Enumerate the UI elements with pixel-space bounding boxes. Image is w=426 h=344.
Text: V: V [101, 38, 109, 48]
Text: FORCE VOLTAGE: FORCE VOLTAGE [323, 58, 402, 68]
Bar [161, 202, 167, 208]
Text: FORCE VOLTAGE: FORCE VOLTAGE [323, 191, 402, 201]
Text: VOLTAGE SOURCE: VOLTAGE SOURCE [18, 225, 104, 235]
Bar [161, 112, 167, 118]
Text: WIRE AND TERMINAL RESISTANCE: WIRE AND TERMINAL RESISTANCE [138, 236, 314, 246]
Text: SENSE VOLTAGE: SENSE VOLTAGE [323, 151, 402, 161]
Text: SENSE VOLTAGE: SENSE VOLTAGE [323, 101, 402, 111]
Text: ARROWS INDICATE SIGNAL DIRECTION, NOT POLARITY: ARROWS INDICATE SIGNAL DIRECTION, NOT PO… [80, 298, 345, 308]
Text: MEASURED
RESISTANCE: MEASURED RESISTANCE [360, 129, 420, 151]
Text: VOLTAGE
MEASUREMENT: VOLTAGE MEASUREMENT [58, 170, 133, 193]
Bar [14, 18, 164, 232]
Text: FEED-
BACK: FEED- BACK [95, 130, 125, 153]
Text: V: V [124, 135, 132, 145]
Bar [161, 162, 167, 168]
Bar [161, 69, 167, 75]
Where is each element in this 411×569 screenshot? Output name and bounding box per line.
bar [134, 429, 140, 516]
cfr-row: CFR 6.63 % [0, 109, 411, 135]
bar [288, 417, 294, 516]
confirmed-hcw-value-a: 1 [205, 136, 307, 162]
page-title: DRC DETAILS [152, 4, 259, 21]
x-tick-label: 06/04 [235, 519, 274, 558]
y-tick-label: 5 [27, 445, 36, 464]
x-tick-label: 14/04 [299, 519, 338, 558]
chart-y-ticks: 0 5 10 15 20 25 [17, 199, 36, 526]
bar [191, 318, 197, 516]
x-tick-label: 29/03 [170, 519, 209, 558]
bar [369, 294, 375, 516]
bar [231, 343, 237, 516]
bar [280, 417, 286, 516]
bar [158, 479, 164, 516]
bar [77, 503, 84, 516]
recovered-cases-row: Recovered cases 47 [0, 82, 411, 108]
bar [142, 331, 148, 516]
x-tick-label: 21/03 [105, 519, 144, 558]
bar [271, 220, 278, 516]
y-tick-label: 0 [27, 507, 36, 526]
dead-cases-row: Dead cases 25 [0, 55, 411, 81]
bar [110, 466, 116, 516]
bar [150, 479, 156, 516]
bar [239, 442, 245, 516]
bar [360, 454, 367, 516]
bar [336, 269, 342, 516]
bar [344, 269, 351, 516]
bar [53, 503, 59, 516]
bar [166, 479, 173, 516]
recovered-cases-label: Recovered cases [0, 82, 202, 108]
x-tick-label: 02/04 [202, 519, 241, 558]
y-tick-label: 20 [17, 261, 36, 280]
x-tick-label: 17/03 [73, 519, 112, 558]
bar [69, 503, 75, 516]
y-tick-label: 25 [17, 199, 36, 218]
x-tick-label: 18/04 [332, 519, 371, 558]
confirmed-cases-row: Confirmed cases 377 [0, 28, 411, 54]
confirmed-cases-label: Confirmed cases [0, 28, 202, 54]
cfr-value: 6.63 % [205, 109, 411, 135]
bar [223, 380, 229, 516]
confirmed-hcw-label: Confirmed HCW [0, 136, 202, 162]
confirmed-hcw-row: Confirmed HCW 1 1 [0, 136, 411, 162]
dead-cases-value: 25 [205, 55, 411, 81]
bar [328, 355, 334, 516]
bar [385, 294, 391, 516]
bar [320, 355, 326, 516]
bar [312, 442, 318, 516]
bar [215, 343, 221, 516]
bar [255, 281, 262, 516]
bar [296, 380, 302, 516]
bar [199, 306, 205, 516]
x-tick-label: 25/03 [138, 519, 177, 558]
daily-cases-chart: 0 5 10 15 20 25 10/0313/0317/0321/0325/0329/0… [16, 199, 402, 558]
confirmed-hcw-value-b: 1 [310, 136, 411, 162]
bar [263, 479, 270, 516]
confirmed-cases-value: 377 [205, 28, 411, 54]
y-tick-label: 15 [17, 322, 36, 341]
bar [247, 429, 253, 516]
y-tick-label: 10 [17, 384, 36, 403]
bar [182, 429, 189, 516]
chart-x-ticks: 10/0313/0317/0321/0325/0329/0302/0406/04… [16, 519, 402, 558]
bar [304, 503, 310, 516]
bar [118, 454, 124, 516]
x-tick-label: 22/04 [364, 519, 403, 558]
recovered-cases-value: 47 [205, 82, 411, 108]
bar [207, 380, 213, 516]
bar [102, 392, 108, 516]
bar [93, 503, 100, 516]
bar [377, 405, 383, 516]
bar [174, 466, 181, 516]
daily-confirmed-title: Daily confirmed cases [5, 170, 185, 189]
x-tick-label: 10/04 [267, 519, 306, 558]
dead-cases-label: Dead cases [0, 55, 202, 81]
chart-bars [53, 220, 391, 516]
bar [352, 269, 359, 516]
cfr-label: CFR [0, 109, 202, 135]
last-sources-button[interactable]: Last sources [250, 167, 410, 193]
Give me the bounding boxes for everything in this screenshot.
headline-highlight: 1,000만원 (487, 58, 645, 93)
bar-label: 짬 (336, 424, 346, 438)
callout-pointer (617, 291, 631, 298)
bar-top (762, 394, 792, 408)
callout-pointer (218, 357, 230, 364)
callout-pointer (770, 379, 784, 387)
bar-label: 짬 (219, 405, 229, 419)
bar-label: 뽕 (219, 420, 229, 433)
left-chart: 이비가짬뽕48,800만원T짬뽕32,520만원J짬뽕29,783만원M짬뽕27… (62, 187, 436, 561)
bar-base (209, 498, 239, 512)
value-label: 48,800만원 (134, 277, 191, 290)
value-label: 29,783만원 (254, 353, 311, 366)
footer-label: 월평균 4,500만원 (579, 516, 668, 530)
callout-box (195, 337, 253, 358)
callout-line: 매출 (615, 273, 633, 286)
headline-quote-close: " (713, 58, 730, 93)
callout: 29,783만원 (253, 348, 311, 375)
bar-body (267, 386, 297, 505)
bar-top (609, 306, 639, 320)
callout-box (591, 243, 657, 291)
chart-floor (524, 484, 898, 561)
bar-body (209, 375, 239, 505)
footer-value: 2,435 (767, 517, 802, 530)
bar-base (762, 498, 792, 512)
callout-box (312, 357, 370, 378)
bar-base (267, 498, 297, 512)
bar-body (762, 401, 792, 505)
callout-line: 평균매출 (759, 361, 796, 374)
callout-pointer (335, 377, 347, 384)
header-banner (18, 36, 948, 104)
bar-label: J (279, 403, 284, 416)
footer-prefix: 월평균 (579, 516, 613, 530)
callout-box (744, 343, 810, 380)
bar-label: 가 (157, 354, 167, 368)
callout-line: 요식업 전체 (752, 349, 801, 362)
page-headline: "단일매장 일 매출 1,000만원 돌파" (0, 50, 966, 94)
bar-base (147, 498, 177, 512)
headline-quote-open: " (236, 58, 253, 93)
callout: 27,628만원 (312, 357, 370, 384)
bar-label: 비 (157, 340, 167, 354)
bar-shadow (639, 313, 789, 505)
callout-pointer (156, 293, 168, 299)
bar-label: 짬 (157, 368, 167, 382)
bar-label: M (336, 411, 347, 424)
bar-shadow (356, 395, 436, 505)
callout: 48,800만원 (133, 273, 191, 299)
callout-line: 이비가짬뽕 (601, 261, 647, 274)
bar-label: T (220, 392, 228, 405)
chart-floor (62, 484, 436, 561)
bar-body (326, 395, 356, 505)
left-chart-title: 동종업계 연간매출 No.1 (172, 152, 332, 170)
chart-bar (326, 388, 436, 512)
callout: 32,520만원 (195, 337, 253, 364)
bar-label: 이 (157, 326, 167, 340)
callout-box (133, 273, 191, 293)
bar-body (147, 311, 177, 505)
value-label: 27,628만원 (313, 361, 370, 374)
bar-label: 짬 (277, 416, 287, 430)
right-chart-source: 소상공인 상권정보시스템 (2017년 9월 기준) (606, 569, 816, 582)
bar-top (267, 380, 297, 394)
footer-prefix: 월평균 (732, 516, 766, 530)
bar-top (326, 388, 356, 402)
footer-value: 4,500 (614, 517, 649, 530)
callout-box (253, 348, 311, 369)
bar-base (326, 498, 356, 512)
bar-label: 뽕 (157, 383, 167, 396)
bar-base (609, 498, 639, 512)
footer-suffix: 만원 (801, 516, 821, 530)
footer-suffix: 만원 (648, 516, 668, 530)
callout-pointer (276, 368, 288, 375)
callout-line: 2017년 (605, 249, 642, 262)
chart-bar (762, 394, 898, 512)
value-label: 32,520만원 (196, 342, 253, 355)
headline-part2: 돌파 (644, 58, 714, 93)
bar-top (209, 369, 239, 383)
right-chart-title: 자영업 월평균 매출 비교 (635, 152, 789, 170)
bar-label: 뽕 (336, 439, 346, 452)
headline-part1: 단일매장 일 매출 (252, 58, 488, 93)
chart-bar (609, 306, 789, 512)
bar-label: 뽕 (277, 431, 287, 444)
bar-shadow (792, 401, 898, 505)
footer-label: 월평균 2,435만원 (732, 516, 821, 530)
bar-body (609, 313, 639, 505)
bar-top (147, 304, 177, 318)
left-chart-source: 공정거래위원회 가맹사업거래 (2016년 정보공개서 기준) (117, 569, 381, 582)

....

● TO BE DONE
Find every line in the entries above that contains the word "bounding" and copy each of those lines out in full.

● RESPONSE TO THIS EXERCISE
Enumerate the UI elements with pixel-space bounding boxes. Image is w=426 h=344.
Where is each element in this 411×569 screenshot? Output name and bounding box per line.
Give me the bounding boxes for everything in this screenshot.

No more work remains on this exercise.